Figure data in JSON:
· · ·

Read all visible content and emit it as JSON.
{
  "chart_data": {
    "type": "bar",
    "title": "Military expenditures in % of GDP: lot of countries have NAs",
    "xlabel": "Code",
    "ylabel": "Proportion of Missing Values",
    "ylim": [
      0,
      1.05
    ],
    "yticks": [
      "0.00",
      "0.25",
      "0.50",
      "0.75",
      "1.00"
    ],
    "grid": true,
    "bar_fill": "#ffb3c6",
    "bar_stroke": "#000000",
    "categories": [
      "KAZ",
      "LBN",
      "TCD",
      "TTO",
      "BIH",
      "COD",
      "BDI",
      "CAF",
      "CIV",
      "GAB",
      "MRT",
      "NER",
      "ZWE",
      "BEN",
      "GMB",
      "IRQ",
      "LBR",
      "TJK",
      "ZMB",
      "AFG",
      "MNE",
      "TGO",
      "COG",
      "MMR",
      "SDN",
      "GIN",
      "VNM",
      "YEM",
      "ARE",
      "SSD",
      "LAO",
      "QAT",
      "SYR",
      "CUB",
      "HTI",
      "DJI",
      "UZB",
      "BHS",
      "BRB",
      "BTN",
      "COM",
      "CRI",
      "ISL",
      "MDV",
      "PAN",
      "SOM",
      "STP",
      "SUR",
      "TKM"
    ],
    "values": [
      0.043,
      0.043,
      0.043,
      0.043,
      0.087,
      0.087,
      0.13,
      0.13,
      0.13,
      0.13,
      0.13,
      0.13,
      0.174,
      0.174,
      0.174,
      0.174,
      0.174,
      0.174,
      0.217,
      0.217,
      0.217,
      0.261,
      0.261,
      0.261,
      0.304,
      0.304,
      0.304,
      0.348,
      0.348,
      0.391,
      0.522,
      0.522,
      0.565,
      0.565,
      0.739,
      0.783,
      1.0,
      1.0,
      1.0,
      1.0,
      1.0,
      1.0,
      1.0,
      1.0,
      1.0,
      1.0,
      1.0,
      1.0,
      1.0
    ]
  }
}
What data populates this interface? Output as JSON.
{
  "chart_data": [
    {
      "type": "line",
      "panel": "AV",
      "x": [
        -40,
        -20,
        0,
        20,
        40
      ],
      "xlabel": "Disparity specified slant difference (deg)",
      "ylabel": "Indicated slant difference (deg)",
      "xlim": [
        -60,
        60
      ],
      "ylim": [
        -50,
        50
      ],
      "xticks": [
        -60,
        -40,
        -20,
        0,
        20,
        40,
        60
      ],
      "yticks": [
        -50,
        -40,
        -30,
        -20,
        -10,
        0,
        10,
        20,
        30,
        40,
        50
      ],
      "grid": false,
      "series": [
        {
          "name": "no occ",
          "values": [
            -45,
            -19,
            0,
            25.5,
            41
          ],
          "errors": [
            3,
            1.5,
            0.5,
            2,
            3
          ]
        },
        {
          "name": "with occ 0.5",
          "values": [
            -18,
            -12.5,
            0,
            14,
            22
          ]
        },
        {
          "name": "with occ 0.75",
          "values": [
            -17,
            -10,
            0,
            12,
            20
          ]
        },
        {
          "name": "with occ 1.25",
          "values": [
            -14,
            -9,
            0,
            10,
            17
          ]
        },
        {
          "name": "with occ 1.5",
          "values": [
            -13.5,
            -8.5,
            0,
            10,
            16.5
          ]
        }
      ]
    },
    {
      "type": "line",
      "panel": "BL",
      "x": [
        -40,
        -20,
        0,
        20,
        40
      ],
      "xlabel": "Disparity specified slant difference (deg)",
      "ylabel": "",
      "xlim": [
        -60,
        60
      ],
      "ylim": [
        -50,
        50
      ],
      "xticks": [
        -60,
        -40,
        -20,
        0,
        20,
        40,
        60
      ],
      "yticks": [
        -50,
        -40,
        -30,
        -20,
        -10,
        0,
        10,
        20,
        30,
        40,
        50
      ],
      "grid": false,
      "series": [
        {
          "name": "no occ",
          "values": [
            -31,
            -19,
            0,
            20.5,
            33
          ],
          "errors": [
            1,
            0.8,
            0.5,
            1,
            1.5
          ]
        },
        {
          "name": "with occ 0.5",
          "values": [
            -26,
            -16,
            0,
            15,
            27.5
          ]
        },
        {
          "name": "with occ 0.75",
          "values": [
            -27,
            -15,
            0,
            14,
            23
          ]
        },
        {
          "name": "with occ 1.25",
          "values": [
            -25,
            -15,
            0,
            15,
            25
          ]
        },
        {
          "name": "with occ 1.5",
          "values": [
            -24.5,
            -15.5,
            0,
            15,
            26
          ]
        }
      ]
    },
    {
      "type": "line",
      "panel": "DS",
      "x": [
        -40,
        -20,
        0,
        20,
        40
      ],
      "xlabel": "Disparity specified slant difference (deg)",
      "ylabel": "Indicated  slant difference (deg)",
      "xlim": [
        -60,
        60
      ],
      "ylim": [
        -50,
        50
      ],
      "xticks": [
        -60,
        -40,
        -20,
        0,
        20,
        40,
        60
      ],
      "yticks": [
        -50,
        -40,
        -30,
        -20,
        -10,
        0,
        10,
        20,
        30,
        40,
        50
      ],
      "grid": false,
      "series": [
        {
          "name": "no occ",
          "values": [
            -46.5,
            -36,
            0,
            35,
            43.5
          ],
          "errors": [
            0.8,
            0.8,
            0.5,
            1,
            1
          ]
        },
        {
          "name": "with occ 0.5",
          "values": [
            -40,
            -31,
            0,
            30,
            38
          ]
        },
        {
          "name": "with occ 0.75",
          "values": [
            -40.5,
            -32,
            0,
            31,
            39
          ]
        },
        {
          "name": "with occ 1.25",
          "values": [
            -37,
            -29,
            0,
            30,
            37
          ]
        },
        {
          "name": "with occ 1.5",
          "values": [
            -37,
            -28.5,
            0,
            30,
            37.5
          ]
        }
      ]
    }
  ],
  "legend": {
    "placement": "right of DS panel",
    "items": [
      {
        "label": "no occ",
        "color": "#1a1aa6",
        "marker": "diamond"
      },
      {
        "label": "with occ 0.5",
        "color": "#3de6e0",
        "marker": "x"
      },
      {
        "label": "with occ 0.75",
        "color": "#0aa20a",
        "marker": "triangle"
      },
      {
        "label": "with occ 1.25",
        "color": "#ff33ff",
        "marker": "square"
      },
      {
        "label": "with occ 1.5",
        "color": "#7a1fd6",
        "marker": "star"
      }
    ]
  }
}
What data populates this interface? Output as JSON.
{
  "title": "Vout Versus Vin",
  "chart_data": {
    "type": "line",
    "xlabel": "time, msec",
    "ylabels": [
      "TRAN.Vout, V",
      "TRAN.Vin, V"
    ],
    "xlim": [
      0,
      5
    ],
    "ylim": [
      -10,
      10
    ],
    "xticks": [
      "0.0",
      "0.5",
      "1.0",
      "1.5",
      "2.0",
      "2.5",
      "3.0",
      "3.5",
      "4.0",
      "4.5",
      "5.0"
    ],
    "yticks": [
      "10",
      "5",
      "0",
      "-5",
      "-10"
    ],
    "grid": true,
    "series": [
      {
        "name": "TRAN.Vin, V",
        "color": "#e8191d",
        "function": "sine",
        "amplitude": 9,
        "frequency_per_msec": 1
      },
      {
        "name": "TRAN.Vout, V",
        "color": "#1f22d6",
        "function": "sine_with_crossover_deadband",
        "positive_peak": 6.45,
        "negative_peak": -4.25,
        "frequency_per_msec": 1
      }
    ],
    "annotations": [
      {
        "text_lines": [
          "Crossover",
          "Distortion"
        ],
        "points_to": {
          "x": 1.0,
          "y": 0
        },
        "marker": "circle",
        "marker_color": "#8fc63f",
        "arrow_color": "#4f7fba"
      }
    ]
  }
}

· · ·

§ WORK INSTRUCTIONS:
Return every line exactly.

§ TASK OUTPUT:
Read all visible content and emit it as JSON.
{
  "chart_data": {
    "type": "bar",
    "title": "Military expenditures in % of GDP: lot of countries have NAs",
    "xlabel": "Code",
    "ylabel": "Proportion of Missing Values",
    "ylim": [
      0,
      1.05
    ],
    "yticks": [
      "0.00",
      "0.25",
      "0.50",
      "0.75",
      "1.00"
    ],
    "grid": true,
    "bar_fill": "#ffb3c6",
    "bar_stroke": "#000000",
    "categories": [
      "KAZ",
      "LBN",
      "TCD",
      "TTO",
      "BIH",
      "COD",
      "BDI",
      "CAF",
      "CIV",
      "GAB",
      "MRT",
      "NER",
      "ZWE",
      "BEN",
      "GMB",
      "IRQ",
      "LBR",
      "TJK",
      "ZMB",
      "AFG",
      "MNE",
      "TGO",
      "COG",
      "MMR",
      "SDN",
      "GIN",
      "VNM",
      "YEM",
      "ARE",
      "SSD",
      "LAO",
      "QAT",
      "SYR",
      "CUB",
      "HTI",
      "DJI",
      "UZB",
      "BHS",
      "BRB",
      "BTN",
      "COM",
      "CRI",
      "ISL",
      "MDV",
      "PAN",
      "SOM",
      "STP",
      "SUR",
      "TKM"
    ],
    "values": [
      0.043,
      0.043,
      0.043,
      0.043,
      0.087,
      0.087,
      0.13,
      0.13,
      0.13,
      0.13,
      0.13,
      0.13,
      0.174,
      0.174,
      0.174,
      0.174,
      0.174,
      0.174,
      0.217,
      0.217,
      0.217,
      0.261,
      0.261,
      0.261,
      0.304,
      0.304,
      0.304,
      0.348,
      0.348,
      0.391,
      0.522,
      0.522,
      0.565,
      0.565,
      0.739,
      0.783,
      1.0,
      1.0,
      1.0,
      1.0,
      1.0,
      1.0,
      1.0,
      1.0,
      1.0,
      1.0,
      1.0,
      1.0,
      1.0
    ]
  }
}
What data populates this interface? Output as JSON.
{
  "chart_data": [
    {
      "type": "line",
      "panel": "AV",
      "x": [
        -40,
        -20,
        0,
        20,
        40
      ],
      "xlabel": "Disparity specified slant difference (deg)",
      "ylabel": "Indicated slant difference (deg)",
      "xlim": [
        -60,
        60
      ],
      "ylim": [
        -50,
        50
      ],
      "xticks": [
        -60,
        -40,
        -20,
        0,
        20,
        40,
        60
      ],
      "yticks": [
        -50,
        -40,
        -30,
        -20,
        -10,
        0,
        10,
        20,
        30,
        40,
        50
      ],
      "grid": false,
      "series": [
        {
          "name": "no occ",
          "values": [
            -45,
            -19,
            0,
            25.5,
            41
          ],
          "errors": [
            3,
            1.5,
            0.5,
            2,
            3
          ]
        },
        {
          "name": "with occ 0.5",
          "values": [
            -18,
            -12.5,
            0,
            14,
            22
          ]
        },
        {
          "name": "with occ 0.75",
          "values": [
            -17,
            -10,
            0,
            12,
            20
          ]
        },
        {
          "name": "with occ 1.25",
          "values": [
            -14,
            -9,
            0,
            10,
            17
          ]
        },
        {
          "name": "with occ 1.5",
          "values": [
            -13.5,
            -8.5,
            0,
            10,
            16.5
          ]
        }
      ]
    },
    {
      "type": "line",
      "panel": "BL",
      "x": [
        -40,
        -20,
        0,
        20,
        40
      ],
      "xlabel": "Disparity specified slant difference (deg)",
      "ylabel": "",
      "xlim": [
        -60,
        60
      ],
      "ylim": [
        -50,
        50
      ],
      "xticks": [
        -60,
        -40,
        -20,
        0,
        20,
        40,
        60
      ],
      "yticks": [
        -50,
        -40,
        -30,
        -20,
        -10,
        0,
        10,
        20,
        30,
        40,
        50
      ],
      "grid": false,
      "series": [
        {
          "name": "no occ",
          "values": [
            -31,
            -19,
            0,
            20.5,
            33
          ],
          "errors": [
            1,
            0.8,
            0.5,
            1,
            1.5
          ]
        },
        {
          "name": "with occ 0.5",
          "values": [
            -26,
            -16,
            0,
            15,
            27.5
          ]
        },
        {
          "name": "with occ 0.75",
          "values": [
            -27,
            -15,
            0,
            14,
            23
          ]
        },
        {
          "name": "with occ 1.25",
          "values": [
            -25,
            -15,
            0,
            15,
            25
          ]
        },
        {
          "name": "with occ 1.5",
          "values": [
            -24.5,
            -15.5,
            0,
            15,
            26
          ]
        }
      ]
    },
    {
      "type": "line",
      "panel": "DS",
      "x": [
        -40,
        -20,
        0,
        20,
        40
      ],
      "xlabel": "Disparity specified slant difference (deg)",
      "ylabel": "Indicated  slant difference (deg)",
      "xlim": [
        -60,
        60
      ],
      "ylim": [
        -50,
        50
      ],
      "xticks": [
        -60,
        -40,
        -20,
        0,
        20,
        40,
        60
      ],
      "yticks": [
        -50,
        -40,
        -30,
        -20,
        -10,
        0,
        10,
        20,
        30,
        40,
        50
      ],
      "grid": false,
      "series": [
        {
          "name": "no occ",
          "values": [
            -46.5,
            -36,
            0,
            35,
            43.5
          ],
          "errors": [
            0.8,
            0.8,
            0.5,
            1,
            1
          ]
        },
        {
          "name": "with occ 0.5",
          "values": [
            -40,
            -31,
            0,
            30,
            38
          ]
        },
        {
          "name": "with occ 0.75",
          "values": [
            -40.5,
            -32,
            0,
            31,
            39
          ]
        },
        {
          "name": "with occ 1.25",
          "values": [
            -37,
            -29,
            0,
            30,
            37
          ]
        },
        {
          "name": "with occ 1.5",
          "values": [
            -37,
            -28.5,
            0,
            30,
            37.5
          ]
        }
      ]
    }
  ],
  "legend": {
    "placement": "right of DS panel",
    "items": [
      {
        "label": "no occ",
        "color": "#1a1aa6",
        "marker": "diamond"
      },
      {
        "label": "with occ 0.5",
        "color": "#3de6e0",
        "marker": "x"
      },
      {
        "label": "with occ 0.75",
        "color": "#0aa20a",
        "marker": "triangle"
      },
      {
        "label": "with occ 1.25",
        "color": "#ff33ff",
        "marker": "square"
      },
      {
        "label": "with occ 1.5",
        "color": "#7a1fd6",
        "marker": "star"
      }
    ]
  }
}
What data populates this interface? Output as JSON.
{
  "title": "Vout Versus Vin",
  "chart_data": {
    "type": "line",
    "xlabel": "time, msec",
    "ylabels": [
      "TRAN.Vout, V",
      "TRAN.Vin, V"
    ],
    "xlim": [
      0,
      5
    ],
    "ylim": [
      -10,
      10
    ],
    "xticks": [
      "0.0",
      "0.5",
      "1.0",
      "1.5",
      "2.0",
      "2.5",
      "3.0",
      "3.5",
      "4.0",
      "4.5",
      "5.0"
    ],
    "yticks": [
      "10",
      "5",
      "0",
      "-5",
      "-10"
    ],
    "grid": true,
    "series": [
      {
        "name": "TRAN.Vin, V",
        "color": "#e8191d",
        "function": "sine",
        "amplitude": 9,
        "frequency_per_msec": 1
      },
      {
        "name": "TRAN.Vout, V",
        "color": "#1f22d6",
        "function": "sine_with_crossover_deadband",
        "positive_peak": 6.45,
        "negative_peak": -4.25,
        "frequency_per_msec": 1
      }
    ],
    "annotations": [
      {
        "text_lines": [
          "Crossover",
          "Distortion"
        ],
        "points_to": {
          "x": 1.0,
          "y": 0
        },
        "marker": "circle",
        "marker_color": "#8fc63f",
        "arrow_color": "#4f7fba"
      }
    ]
  }
}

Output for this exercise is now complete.